** START OF Record excerpts **
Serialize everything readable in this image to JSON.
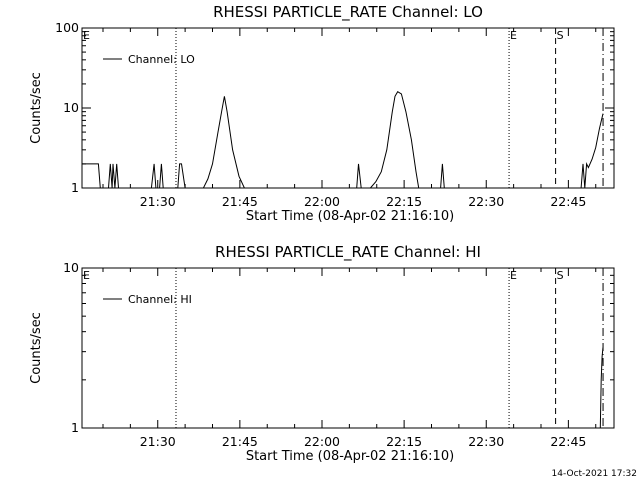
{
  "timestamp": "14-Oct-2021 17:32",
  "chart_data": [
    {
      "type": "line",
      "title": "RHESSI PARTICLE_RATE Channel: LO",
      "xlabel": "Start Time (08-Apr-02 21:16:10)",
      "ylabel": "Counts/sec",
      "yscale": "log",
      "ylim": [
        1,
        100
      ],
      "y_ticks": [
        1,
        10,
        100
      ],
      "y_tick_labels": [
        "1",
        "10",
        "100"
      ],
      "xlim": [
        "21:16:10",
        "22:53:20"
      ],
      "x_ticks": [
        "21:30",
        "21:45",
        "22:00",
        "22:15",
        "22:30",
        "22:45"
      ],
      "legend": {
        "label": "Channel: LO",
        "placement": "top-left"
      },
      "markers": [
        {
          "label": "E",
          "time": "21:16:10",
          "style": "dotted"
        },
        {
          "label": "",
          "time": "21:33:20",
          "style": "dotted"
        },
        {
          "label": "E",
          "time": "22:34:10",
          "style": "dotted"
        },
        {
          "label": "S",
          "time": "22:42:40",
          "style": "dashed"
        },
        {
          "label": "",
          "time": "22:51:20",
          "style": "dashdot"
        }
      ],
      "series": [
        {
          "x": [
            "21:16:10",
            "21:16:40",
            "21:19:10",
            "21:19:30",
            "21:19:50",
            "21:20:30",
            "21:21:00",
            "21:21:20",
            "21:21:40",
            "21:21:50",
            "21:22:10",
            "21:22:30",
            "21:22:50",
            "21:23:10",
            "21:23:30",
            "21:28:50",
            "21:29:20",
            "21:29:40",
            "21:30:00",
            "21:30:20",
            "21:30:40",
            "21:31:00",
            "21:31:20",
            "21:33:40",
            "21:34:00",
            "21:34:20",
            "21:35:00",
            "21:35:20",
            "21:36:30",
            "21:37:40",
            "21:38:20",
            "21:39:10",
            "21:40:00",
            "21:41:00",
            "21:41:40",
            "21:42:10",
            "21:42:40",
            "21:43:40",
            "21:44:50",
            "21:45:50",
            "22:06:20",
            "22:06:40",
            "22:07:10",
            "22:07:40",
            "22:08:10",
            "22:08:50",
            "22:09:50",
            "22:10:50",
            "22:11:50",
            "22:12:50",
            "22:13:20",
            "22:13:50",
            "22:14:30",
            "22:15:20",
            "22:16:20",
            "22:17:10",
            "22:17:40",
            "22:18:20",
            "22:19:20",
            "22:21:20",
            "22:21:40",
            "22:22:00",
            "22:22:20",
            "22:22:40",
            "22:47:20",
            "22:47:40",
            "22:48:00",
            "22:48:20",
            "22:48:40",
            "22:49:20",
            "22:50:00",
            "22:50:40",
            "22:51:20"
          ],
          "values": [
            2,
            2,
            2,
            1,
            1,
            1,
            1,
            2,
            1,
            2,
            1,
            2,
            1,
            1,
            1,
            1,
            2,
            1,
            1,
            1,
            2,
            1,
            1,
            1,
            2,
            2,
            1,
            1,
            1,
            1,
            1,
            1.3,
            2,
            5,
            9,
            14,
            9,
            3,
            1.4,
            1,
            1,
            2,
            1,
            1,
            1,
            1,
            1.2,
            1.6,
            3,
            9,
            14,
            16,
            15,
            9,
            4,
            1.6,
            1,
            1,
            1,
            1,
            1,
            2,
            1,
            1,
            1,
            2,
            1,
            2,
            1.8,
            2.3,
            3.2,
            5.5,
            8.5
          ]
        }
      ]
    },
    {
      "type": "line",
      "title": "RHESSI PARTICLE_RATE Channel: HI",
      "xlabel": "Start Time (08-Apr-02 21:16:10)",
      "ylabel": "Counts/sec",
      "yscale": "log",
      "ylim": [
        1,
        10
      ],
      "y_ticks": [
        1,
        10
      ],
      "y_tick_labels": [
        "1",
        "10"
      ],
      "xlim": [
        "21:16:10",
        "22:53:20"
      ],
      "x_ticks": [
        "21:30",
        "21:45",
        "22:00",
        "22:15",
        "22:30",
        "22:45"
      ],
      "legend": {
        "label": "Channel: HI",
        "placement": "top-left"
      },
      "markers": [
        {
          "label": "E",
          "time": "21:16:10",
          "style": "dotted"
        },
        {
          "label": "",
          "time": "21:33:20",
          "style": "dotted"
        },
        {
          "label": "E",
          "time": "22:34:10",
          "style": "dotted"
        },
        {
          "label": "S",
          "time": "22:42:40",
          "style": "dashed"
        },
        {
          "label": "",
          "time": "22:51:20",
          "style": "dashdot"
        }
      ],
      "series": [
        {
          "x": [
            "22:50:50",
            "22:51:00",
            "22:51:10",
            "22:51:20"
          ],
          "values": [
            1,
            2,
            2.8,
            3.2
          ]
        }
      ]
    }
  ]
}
** END OF Record excerpts **
* Requirement: From the listing, extract all text exactly as given and drop any picture.

* Response to the exercise:
Serialize everything readable in this image to JSON.
{
  "timestamp": "14-Oct-2021 17:32",
  "chart_data": [
    {
      "type": "line",
      "title": "RHESSI PARTICLE_RATE Channel: LO",
      "xlabel": "Start Time (08-Apr-02 21:16:10)",
      "ylabel": "Counts/sec",
      "yscale": "log",
      "ylim": [
        1,
        100
      ],
      "y_ticks": [
        1,
        10,
        100
      ],
      "y_tick_labels": [
        "1",
        "10",
        "100"
      ],
      "xlim": [
        "21:16:10",
        "22:53:20"
      ],
      "x_ticks": [
        "21:30",
        "21:45",
        "22:00",
        "22:15",
        "22:30",
        "22:45"
      ],
      "legend": {
        "label": "Channel: LO",
        "placement": "top-left"
      },
      "markers": [
        {
          "label": "E",
          "time": "21:16:10",
          "style": "dotted"
        },
        {
          "label": "",
          "time": "21:33:20",
          "style": "dotted"
        },
        {
          "label": "E",
          "time": "22:34:10",
          "style": "dotted"
        },
        {
          "label": "S",
          "time": "22:42:40",
          "style": "dashed"
        },
        {
          "label": "",
          "time": "22:51:20",
          "style": "dashdot"
        }
      ],
      "series": [
        {
          "x": [
            "21:16:10",
            "21:16:40",
            "21:19:10",
            "21:19:30",
            "21:19:50",
            "21:20:30",
            "21:21:00",
            "21:21:20",
            "21:21:40",
            "21:21:50",
            "21:22:10",
            "21:22:30",
            "21:22:50",
            "21:23:10",
            "21:23:30",
            "21:28:50",
            "21:29:20",
            "21:29:40",
            "21:30:00",
            "21:30:20",
            "21:30:40",
            "21:31:00",
            "21:31:20",
            "21:33:40",
            "21:34:00",
            "21:34:20",
            "21:35:00",
            "21:35:20",
            "21:36:30",
            "21:37:40",
            "21:38:20",
            "21:39:10",
            "21:40:00",
            "21:41:00",
            "21:41:40",
            "21:42:10",
            "21:42:40",
            "21:43:40",
            "21:44:50",
            "21:45:50",
            "22:06:20",
            "22:06:40",
            "22:07:10",
            "22:07:40",
            "22:08:10",
            "22:08:50",
            "22:09:50",
            "22:10:50",
            "22:11:50",
            "22:12:50",
            "22:13:20",
            "22:13:50",
            "22:14:30",
            "22:15:20",
            "22:16:20",
            "22:17:10",
            "22:17:40",
            "22:18:20",
            "22:19:20",
            "22:21:20",
            "22:21:40",
            "22:22:00",
            "22:22:20",
            "22:22:40",
            "22:47:20",
            "22:47:40",
            "22:48:00",
            "22:48:20",
            "22:48:40",
            "22:49:20",
            "22:50:00",
            "22:50:40",
            "22:51:20"
          ],
          "values": [
            2,
            2,
            2,
            1,
            1,
            1,
            1,
            2,
            1,
            2,
            1,
            2,
            1,
            1,
            1,
            1,
            2,
            1,
            1,
            1,
            2,
            1,
            1,
            1,
            2,
            2,
            1,
            1,
            1,
            1,
            1,
            1.3,
            2,
            5,
            9,
            14,
            9,
            3,
            1.4,
            1,
            1,
            2,
            1,
            1,
            1,
            1,
            1.2,
            1.6,
            3,
            9,
            14,
            16,
            15,
            9,
            4,
            1.6,
            1,
            1,
            1,
            1,
            1,
            2,
            1,
            1,
            1,
            2,
            1,
            2,
            1.8,
            2.3,
            3.2,
            5.5,
            8.5
          ]
        }
      ]
    },
    {
      "type": "line",
      "title": "RHESSI PARTICLE_RATE Channel: HI",
      "xlabel": "Start Time (08-Apr-02 21:16:10)",
      "ylabel": "Counts/sec",
      "yscale": "log",
      "ylim": [
        1,
        10
      ],
      "y_ticks": [
        1,
        10
      ],
      "y_tick_labels": [
        "1",
        "10"
      ],
      "xlim": [
        "21:16:10",
        "22:53:20"
      ],
      "x_ticks": [
        "21:30",
        "21:45",
        "22:00",
        "22:15",
        "22:30",
        "22:45"
      ],
      "legend": {
        "label": "Channel: HI",
        "placement": "top-left"
      },
      "markers": [
        {
          "label": "E",
          "time": "21:16:10",
          "style": "dotted"
        },
        {
          "label": "",
          "time": "21:33:20",
          "style": "dotted"
        },
        {
          "label": "E",
          "time": "22:34:10",
          "style": "dotted"
        },
        {
          "label": "S",
          "time": "22:42:40",
          "style": "dashed"
        },
        {
          "label": "",
          "time": "22:51:20",
          "style": "dashdot"
        }
      ],
      "series": [
        {
          "x": [
            "22:50:50",
            "22:51:00",
            "22:51:10",
            "22:51:20"
          ],
          "values": [
            1,
            2,
            2.8,
            3.2
          ]
        }
      ]
    }
  ]
}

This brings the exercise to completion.